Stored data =
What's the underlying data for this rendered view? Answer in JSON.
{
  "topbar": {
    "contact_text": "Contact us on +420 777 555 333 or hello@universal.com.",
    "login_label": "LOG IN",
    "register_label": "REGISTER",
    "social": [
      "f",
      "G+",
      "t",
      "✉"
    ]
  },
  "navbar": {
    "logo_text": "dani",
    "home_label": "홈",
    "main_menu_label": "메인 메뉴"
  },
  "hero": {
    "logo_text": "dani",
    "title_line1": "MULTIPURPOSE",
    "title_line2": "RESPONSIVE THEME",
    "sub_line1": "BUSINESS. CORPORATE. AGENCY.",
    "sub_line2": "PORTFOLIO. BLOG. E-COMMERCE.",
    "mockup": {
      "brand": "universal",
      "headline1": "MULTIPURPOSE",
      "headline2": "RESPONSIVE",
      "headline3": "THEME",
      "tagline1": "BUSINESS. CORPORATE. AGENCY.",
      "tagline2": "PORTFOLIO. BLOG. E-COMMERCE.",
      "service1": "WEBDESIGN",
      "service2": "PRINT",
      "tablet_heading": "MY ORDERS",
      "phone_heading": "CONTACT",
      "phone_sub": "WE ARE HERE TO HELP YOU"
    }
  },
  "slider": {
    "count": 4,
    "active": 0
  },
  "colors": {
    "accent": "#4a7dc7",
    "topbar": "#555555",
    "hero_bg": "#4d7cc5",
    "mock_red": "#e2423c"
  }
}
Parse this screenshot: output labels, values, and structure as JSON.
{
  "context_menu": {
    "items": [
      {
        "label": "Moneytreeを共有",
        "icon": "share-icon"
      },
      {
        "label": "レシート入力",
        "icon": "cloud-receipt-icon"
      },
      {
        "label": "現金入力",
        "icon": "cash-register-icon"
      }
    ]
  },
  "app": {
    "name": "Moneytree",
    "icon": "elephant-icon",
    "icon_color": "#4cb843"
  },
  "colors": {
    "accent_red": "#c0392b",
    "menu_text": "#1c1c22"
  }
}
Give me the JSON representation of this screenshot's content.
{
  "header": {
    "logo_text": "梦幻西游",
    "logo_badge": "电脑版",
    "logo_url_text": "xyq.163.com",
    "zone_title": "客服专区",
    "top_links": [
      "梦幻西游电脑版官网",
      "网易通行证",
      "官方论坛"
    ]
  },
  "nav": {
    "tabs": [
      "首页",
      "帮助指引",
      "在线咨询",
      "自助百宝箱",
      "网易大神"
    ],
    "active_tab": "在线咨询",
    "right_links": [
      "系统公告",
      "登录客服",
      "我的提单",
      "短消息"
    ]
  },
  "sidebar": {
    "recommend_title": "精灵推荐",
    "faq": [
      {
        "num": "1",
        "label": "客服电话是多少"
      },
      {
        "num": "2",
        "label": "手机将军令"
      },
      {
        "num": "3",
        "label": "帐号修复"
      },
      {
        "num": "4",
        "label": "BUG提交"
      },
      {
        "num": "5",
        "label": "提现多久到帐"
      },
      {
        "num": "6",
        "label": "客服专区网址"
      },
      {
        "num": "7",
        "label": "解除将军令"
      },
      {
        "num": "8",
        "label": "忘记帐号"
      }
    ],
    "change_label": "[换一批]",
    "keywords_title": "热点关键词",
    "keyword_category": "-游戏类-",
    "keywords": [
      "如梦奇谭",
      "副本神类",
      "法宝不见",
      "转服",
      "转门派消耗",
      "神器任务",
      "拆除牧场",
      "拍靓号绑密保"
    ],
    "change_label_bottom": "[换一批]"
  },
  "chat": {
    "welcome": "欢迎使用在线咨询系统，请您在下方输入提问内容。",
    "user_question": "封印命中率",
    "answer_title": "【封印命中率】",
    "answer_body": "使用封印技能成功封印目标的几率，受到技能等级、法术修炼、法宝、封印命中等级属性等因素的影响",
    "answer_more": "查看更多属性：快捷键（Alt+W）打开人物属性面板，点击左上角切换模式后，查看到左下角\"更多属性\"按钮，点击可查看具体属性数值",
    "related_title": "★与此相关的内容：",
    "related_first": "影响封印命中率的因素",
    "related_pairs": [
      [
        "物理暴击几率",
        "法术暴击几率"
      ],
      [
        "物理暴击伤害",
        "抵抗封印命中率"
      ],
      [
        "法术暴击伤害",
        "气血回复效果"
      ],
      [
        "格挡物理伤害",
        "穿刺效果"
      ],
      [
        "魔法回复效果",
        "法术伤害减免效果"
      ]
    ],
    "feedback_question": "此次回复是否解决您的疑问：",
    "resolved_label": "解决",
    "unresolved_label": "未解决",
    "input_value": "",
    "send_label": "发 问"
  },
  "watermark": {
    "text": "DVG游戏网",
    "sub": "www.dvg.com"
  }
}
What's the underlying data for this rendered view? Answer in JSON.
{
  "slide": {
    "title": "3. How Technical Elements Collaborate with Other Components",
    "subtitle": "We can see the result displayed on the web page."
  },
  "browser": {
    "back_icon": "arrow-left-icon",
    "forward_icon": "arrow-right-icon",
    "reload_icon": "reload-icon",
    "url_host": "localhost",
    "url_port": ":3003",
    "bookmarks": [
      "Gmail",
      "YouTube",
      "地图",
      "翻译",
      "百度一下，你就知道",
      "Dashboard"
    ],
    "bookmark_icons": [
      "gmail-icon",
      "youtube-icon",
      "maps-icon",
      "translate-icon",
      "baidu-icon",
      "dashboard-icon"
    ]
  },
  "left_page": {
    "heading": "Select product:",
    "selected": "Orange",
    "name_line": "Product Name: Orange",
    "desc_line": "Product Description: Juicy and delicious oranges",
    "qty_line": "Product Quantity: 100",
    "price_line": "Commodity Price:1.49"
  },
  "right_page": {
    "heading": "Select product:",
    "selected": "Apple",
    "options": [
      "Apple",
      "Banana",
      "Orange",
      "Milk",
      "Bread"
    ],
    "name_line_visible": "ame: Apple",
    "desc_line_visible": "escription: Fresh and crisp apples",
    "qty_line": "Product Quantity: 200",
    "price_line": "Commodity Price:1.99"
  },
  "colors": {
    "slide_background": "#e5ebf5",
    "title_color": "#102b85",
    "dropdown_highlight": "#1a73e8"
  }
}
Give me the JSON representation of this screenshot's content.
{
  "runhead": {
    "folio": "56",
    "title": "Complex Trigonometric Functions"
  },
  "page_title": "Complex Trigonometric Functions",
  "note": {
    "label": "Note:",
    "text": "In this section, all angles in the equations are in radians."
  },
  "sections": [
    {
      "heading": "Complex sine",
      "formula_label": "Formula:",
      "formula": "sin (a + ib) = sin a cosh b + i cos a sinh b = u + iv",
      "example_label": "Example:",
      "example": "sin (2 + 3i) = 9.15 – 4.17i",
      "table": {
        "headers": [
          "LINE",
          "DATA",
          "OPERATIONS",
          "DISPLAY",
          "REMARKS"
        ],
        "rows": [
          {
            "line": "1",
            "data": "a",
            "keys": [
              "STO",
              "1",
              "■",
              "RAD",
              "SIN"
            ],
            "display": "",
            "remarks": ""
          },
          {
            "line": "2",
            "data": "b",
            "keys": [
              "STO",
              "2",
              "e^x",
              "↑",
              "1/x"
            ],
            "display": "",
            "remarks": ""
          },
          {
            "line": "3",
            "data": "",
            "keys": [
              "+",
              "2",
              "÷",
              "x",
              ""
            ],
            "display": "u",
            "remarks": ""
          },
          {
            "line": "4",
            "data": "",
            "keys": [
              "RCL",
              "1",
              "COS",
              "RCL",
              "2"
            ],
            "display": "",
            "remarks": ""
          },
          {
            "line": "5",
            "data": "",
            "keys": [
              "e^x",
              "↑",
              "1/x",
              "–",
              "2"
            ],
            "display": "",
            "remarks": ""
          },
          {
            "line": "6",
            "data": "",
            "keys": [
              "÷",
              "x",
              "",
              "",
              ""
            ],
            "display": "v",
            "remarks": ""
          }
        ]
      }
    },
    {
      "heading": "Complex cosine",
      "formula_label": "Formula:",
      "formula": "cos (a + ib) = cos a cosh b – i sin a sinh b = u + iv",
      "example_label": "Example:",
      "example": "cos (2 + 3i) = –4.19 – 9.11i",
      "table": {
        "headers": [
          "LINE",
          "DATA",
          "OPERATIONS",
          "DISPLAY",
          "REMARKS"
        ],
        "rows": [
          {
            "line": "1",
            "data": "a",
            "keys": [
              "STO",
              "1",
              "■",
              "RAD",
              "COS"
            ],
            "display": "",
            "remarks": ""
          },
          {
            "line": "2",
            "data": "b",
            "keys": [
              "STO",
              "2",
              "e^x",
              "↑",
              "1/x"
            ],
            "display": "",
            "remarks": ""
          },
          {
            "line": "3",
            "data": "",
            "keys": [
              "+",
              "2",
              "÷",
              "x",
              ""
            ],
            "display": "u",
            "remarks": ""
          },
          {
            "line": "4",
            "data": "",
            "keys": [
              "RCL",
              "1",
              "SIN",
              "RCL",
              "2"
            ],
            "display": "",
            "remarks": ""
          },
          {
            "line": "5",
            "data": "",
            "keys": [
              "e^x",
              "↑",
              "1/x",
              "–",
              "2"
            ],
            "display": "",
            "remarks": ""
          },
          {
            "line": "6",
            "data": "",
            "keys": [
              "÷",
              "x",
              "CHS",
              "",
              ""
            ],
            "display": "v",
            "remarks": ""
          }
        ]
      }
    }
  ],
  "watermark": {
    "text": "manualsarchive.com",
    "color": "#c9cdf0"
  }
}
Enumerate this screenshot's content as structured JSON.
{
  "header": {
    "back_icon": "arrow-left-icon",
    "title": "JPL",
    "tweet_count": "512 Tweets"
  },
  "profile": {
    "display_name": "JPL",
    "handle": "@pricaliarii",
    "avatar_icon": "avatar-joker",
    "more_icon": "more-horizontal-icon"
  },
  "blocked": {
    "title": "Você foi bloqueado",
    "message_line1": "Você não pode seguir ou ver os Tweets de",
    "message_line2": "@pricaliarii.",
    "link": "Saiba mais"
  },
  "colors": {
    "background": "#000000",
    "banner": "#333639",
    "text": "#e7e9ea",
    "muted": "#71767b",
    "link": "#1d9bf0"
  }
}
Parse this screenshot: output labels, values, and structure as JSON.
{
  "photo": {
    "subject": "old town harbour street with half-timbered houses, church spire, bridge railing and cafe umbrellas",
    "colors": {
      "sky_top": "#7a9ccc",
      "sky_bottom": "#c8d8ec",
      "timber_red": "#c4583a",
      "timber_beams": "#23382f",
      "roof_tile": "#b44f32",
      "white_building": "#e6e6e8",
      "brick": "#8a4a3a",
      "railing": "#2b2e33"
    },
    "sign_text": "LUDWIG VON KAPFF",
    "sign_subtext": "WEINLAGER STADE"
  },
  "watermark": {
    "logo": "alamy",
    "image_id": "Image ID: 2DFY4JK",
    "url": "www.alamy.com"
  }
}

What is required = In the entries above, find every line holding the word "universal" and copy it out.

Written solution =
    "contact_text": "Contact us on +420 777 555 333 or hello@universal.com.",
      "brand": "universal",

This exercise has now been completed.